[PROBLEM DESCRIPTION] Return the material below in full and exactly.

[DATA PROVIDED]
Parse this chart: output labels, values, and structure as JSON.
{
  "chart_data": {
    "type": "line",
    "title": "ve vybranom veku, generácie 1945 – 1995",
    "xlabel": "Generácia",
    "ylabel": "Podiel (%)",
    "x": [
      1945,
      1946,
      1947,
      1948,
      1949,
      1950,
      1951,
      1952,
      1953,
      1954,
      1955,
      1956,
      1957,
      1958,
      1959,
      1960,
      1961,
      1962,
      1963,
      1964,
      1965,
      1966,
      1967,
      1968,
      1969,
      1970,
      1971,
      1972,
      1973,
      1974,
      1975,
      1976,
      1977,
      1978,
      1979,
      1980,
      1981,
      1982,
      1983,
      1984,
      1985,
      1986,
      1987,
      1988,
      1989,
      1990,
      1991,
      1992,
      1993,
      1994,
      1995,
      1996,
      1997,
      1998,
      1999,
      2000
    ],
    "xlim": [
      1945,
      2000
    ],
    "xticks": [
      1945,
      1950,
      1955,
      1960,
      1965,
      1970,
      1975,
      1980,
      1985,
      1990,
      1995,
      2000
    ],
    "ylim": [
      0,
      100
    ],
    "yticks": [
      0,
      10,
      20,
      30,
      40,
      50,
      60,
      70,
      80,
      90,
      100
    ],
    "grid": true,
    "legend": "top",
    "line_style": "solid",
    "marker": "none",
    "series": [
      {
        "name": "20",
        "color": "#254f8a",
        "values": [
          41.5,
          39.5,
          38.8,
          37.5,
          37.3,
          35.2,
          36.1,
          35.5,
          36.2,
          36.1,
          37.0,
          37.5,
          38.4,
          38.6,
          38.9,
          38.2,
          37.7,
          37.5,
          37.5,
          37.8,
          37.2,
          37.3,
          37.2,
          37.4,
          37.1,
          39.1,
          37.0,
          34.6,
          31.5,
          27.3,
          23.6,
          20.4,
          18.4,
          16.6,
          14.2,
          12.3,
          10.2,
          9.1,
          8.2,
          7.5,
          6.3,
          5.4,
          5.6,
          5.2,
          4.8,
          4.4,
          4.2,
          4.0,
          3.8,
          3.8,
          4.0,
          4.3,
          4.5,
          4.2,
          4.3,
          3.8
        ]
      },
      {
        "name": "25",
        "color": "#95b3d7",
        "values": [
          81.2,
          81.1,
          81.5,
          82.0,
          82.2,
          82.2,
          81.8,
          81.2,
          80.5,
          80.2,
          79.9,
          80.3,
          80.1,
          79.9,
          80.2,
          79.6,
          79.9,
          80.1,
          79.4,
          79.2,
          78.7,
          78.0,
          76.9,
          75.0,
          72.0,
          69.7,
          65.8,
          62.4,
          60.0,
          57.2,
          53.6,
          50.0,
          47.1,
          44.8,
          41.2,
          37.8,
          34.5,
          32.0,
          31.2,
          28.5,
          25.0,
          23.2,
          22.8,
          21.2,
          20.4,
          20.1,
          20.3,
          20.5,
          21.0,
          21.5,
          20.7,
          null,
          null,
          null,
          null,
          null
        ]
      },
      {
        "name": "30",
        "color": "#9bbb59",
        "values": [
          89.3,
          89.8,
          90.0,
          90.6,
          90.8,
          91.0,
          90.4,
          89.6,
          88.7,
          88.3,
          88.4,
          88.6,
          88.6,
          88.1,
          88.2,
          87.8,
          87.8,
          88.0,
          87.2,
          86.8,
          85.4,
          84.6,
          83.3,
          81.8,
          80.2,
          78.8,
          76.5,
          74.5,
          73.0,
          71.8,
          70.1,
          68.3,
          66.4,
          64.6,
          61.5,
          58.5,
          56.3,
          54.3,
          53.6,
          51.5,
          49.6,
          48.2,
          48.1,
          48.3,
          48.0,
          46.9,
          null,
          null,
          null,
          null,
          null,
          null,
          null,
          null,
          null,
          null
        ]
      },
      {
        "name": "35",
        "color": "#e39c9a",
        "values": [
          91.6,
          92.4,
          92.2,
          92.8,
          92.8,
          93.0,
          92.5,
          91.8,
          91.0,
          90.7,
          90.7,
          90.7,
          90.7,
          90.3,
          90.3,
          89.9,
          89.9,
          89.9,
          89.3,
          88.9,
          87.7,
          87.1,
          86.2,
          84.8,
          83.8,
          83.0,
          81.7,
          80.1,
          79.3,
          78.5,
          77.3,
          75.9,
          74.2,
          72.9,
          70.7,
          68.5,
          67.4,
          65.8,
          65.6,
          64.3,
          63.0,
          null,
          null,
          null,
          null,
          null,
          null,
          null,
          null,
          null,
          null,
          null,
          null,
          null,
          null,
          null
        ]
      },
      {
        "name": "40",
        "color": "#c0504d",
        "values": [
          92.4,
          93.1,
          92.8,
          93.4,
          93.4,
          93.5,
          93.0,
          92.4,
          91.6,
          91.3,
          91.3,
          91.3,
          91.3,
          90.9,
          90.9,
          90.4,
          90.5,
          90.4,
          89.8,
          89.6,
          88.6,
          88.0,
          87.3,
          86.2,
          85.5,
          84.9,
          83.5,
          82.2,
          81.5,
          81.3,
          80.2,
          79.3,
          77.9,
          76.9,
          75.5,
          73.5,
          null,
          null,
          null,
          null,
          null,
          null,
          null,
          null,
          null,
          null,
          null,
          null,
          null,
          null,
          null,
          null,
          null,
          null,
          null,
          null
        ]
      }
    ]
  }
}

[RESPONSE FOR THIS EXERCISE]
Parse this chart: output labels, values, and structure as JSON.
{
  "chart_data": {
    "type": "line",
    "title": "ve vybranom veku, generácie 1945 – 1995",
    "xlabel": "Generácia",
    "ylabel": "Podiel (%)",
    "x": [
      1945,
      1946,
      1947,
      1948,
      1949,
      1950,
      1951,
      1952,
      1953,
      1954,
      1955,
      1956,
      1957,
      1958,
      1959,
      1960,
      1961,
      1962,
      1963,
      1964,
      1965,
      1966,
      1967,
      1968,
      1969,
      1970,
      1971,
      1972,
      1973,
      1974,
      1975,
      1976,
      1977,
      1978,
      1979,
      1980,
      1981,
      1982,
      1983,
      1984,
      1985,
      1986,
      1987,
      1988,
      1989,
      1990,
      1991,
      1992,
      1993,
      1994,
      1995,
      1996,
      1997,
      1998,
      1999,
      2000
    ],
    "xlim": [
      1945,
      2000
    ],
    "xticks": [
      1945,
      1950,
      1955,
      1960,
      1965,
      1970,
      1975,
      1980,
      1985,
      1990,
      1995,
      2000
    ],
    "ylim": [
      0,
      100
    ],
    "yticks": [
      0,
      10,
      20,
      30,
      40,
      50,
      60,
      70,
      80,
      90,
      100
    ],
    "grid": true,
    "legend": "top",
    "line_style": "solid",
    "marker": "none",
    "series": [
      {
        "name": "20",
        "color": "#254f8a",
        "values": [
          41.5,
          39.5,
          38.8,
          37.5,
          37.3,
          35.2,
          36.1,
          35.5,
          36.2,
          36.1,
          37.0,
          37.5,
          38.4,
          38.6,
          38.9,
          38.2,
          37.7,
          37.5,
          37.5,
          37.8,
          37.2,
          37.3,
          37.2,
          37.4,
          37.1,
          39.1,
          37.0,
          34.6,
          31.5,
          27.3,
          23.6,
          20.4,
          18.4,
          16.6,
          14.2,
          12.3,
          10.2,
          9.1,
          8.2,
          7.5,
          6.3,
          5.4,
          5.6,
          5.2,
          4.8,
          4.4,
          4.2,
          4.0,
          3.8,
          3.8,
          4.0,
          4.3,
          4.5,
          4.2,
          4.3,
          3.8
        ]
      },
      {
        "name": "25",
        "color": "#95b3d7",
        "values": [
          81.2,
          81.1,
          81.5,
          82.0,
          82.2,
          82.2,
          81.8,
          81.2,
          80.5,
          80.2,
          79.9,
          80.3,
          80.1,
          79.9,
          80.2,
          79.6,
          79.9,
          80.1,
          79.4,
          79.2,
          78.7,
          78.0,
          76.9,
          75.0,
          72.0,
          69.7,
          65.8,
          62.4,
          60.0,
          57.2,
          53.6,
          50.0,
          47.1,
          44.8,
          41.2,
          37.8,
          34.5,
          32.0,
          31.2,
          28.5,
          25.0,
          23.2,
          22.8,
          21.2,
          20.4,
          20.1,
          20.3,
          20.5,
          21.0,
          21.5,
          20.7,
          null,
          null,
          null,
          null,
          null
        ]
      },
      {
        "name": "30",
        "color": "#9bbb59",
        "values": [
          89.3,
          89.8,
          90.0,
          90.6,
          90.8,
          91.0,
          90.4,
          89.6,
          88.7,
          88.3,
          88.4,
          88.6,
          88.6,
          88.1,
          88.2,
          87.8,
          87.8,
          88.0,
          87.2,
          86.8,
          85.4,
          84.6,
          83.3,
          81.8,
          80.2,
          78.8,
          76.5,
          74.5,
          73.0,
          71.8,
          70.1,
          68.3,
          66.4,
          64.6,
          61.5,
          58.5,
          56.3,
          54.3,
          53.6,
          51.5,
          49.6,
          48.2,
          48.1,
          48.3,
          48.0,
          46.9,
          null,
          null,
          null,
          null,
          null,
          null,
          null,
          null,
          null,
          null
        ]
      },
      {
        "name": "35",
        "color": "#e39c9a",
        "values": [
          91.6,
          92.4,
          92.2,
          92.8,
          92.8,
          93.0,
          92.5,
          91.8,
          91.0,
          90.7,
          90.7,
          90.7,
          90.7,
          90.3,
          90.3,
          89.9,
          89.9,
          89.9,
          89.3,
          88.9,
          87.7,
          87.1,
          86.2,
          84.8,
          83.8,
          83.0,
          81.7,
          80.1,
          79.3,
          78.5,
          77.3,
          75.9,
          74.2,
          72.9,
          70.7,
          68.5,
          67.4,
          65.8,
          65.6,
          64.3,
          63.0,
          null,
          null,
          null,
          null,
          null,
          null,
          null,
          null,
          null,
          null,
          null,
          null,
          null,
          null,
          null
        ]
      },
      {
        "name": "40",
        "color": "#c0504d",
        "values": [
          92.4,
          93.1,
          92.8,
          93.4,
          93.4,
          93.5,
          93.0,
          92.4,
          91.6,
          91.3,
          91.3,
          91.3,
          91.3,
          90.9,
          90.9,
          90.4,
          90.5,
          90.4,
          89.8,
          89.6,
          88.6,
          88.0,
          87.3,
          86.2,
          85.5,
          84.9,
          83.5,
          82.2,
          81.5,
          81.3,
          80.2,
          79.3,
          77.9,
          76.9,
          75.5,
          73.5,
          null,
          null,
          null,
          null,
          null,
          null,
          null,
          null,
          null,
          null,
          null,
          null,
          null,
          null,
          null,
          null,
          null,
          null,
          null,
          null
        ]
      }
    ]
  }
}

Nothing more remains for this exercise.